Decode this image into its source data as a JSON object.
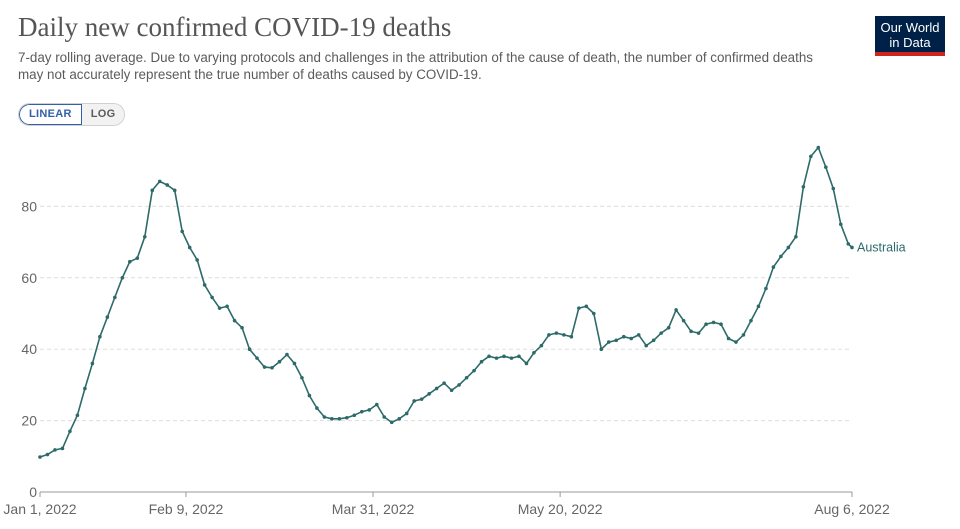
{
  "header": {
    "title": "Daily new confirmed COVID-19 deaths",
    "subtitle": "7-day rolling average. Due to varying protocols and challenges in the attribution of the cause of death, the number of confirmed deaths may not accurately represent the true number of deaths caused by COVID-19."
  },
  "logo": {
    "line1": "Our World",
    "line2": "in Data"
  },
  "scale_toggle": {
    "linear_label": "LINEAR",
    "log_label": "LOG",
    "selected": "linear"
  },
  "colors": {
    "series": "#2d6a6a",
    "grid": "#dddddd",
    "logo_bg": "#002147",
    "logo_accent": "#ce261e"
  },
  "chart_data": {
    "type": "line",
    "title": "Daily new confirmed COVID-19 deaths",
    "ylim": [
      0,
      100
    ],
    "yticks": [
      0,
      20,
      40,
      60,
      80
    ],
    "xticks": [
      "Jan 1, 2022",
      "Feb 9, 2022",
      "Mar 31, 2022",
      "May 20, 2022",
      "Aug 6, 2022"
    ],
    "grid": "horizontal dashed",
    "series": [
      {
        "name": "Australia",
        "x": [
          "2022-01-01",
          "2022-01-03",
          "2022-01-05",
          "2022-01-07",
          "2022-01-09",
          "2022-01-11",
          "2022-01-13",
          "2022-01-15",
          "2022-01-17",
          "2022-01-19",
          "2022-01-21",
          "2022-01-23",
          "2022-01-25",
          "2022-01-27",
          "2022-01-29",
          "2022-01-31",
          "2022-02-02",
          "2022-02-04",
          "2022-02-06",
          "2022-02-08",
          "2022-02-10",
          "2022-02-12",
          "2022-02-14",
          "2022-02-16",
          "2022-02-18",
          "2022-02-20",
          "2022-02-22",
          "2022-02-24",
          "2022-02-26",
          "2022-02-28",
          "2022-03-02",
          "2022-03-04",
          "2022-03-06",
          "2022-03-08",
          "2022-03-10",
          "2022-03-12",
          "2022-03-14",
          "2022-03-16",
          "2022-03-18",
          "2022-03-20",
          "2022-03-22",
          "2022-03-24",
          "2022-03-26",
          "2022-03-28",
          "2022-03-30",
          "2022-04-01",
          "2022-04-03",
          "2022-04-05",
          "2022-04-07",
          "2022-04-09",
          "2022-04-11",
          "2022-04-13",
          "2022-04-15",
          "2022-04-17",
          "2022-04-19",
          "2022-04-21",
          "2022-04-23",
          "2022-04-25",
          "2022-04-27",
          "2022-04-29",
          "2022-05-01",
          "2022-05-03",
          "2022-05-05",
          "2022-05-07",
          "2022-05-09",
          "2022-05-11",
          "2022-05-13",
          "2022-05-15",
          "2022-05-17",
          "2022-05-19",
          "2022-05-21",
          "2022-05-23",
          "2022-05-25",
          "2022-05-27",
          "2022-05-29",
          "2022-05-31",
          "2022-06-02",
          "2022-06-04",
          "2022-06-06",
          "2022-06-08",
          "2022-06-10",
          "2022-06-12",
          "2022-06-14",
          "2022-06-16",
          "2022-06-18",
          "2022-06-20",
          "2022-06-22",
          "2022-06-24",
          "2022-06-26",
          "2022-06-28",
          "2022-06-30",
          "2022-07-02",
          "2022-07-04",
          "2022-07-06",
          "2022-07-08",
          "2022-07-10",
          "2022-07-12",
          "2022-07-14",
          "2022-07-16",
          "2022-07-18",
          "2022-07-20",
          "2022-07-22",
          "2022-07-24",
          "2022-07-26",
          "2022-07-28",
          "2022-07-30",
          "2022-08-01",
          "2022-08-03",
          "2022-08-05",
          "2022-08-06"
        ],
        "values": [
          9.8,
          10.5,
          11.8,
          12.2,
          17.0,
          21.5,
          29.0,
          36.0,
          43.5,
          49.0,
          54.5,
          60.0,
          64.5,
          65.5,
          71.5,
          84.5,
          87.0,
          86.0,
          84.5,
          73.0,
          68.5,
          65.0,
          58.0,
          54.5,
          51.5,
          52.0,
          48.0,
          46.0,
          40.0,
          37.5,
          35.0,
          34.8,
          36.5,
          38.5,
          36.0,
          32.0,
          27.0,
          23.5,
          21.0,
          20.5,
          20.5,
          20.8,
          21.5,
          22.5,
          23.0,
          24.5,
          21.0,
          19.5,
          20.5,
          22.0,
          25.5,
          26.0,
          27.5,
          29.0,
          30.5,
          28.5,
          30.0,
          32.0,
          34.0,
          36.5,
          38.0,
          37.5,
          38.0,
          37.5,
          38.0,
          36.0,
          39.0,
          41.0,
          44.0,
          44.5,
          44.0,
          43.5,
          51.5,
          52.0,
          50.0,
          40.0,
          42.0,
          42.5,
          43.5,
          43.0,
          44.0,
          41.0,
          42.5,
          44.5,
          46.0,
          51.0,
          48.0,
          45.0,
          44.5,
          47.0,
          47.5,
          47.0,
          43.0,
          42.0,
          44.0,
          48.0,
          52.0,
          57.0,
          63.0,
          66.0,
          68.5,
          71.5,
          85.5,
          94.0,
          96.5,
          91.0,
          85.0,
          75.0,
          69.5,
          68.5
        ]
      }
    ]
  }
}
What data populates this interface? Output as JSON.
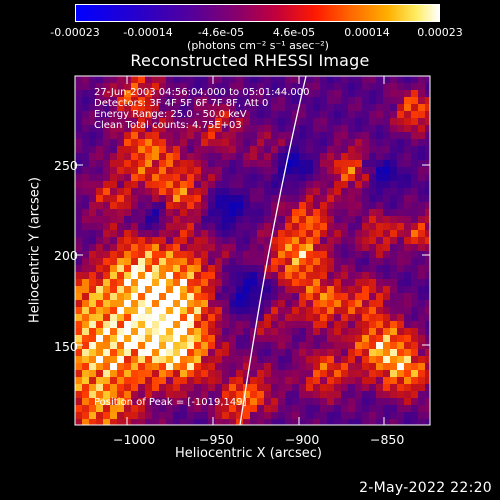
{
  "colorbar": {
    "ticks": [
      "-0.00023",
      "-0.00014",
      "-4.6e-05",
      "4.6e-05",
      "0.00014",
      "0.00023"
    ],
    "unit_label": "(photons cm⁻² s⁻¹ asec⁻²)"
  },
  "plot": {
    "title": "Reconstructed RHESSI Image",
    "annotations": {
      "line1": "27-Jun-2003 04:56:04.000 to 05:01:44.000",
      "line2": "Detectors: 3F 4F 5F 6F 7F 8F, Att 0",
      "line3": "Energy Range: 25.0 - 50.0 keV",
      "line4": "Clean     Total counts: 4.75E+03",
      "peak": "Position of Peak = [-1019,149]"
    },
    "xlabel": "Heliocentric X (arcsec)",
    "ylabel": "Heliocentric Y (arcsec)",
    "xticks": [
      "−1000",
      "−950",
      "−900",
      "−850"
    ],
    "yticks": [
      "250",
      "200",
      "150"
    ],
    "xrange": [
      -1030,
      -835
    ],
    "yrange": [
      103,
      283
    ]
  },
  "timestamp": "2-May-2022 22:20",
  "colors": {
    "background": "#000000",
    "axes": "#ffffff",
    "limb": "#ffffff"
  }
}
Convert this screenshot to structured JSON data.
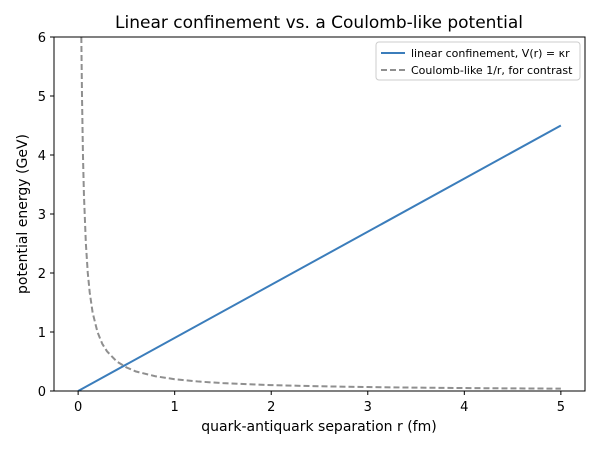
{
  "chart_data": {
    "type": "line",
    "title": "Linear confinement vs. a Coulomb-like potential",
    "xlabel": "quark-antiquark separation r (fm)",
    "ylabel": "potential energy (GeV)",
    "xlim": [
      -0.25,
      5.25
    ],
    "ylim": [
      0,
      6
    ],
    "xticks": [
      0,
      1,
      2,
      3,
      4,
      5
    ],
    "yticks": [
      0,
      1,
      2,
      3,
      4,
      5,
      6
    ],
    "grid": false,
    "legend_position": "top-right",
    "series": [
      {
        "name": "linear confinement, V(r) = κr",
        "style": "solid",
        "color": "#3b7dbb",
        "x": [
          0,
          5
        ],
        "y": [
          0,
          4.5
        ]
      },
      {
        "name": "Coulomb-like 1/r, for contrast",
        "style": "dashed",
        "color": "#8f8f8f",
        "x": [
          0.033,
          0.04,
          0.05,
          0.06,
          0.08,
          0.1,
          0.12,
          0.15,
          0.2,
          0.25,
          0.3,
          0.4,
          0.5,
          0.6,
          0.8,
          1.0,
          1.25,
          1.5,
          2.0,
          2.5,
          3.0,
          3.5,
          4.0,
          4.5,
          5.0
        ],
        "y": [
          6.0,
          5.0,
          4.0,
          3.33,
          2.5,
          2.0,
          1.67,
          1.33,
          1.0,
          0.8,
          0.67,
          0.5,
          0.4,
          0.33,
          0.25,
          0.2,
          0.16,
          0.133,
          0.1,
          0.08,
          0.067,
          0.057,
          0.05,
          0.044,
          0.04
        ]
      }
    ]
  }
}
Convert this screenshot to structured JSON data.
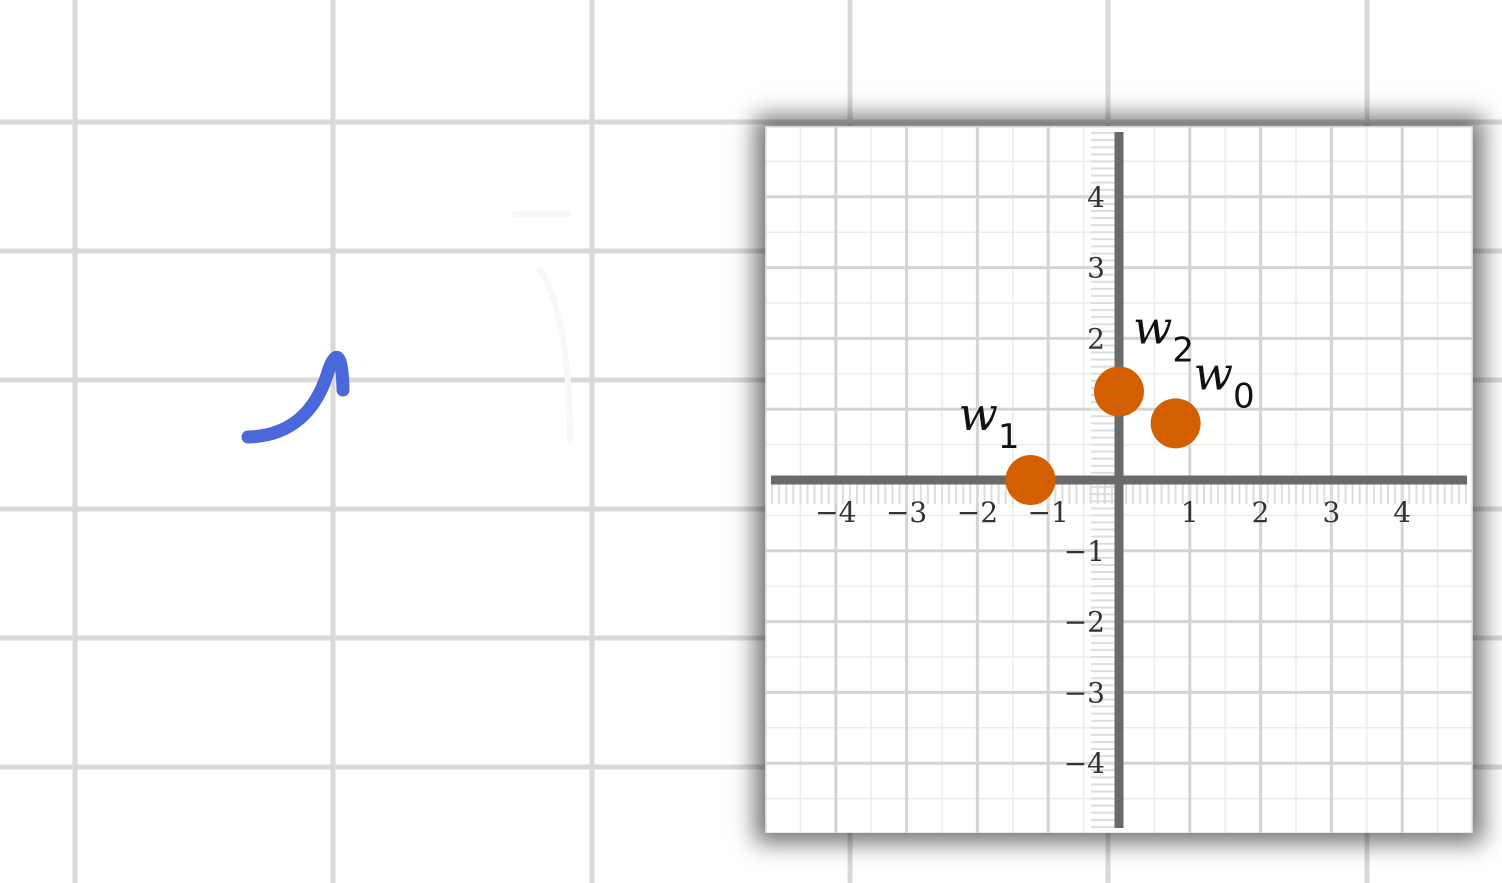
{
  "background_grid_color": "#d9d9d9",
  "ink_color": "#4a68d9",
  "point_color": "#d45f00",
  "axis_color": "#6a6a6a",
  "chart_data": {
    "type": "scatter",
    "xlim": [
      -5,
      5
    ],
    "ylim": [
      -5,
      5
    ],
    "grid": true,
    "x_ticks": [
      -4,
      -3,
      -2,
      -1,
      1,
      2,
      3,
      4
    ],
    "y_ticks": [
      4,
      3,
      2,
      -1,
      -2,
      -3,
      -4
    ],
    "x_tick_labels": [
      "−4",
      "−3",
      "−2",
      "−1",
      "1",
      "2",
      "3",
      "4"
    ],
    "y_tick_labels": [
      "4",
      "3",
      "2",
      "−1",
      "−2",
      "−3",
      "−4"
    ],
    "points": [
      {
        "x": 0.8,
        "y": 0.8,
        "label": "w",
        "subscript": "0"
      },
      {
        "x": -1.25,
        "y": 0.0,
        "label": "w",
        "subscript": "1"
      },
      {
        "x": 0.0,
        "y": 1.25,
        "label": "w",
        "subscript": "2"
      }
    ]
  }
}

Problem to solve
Among the lines of the data, identify those with the word "JSON". Copy each of them.

Problem solution
Decode this image into its source data as a JSON object.
What data populates this interface? Output as JSON.
Convert this screenshot to structured JSON data.
Convert this screenshot to structured JSON data.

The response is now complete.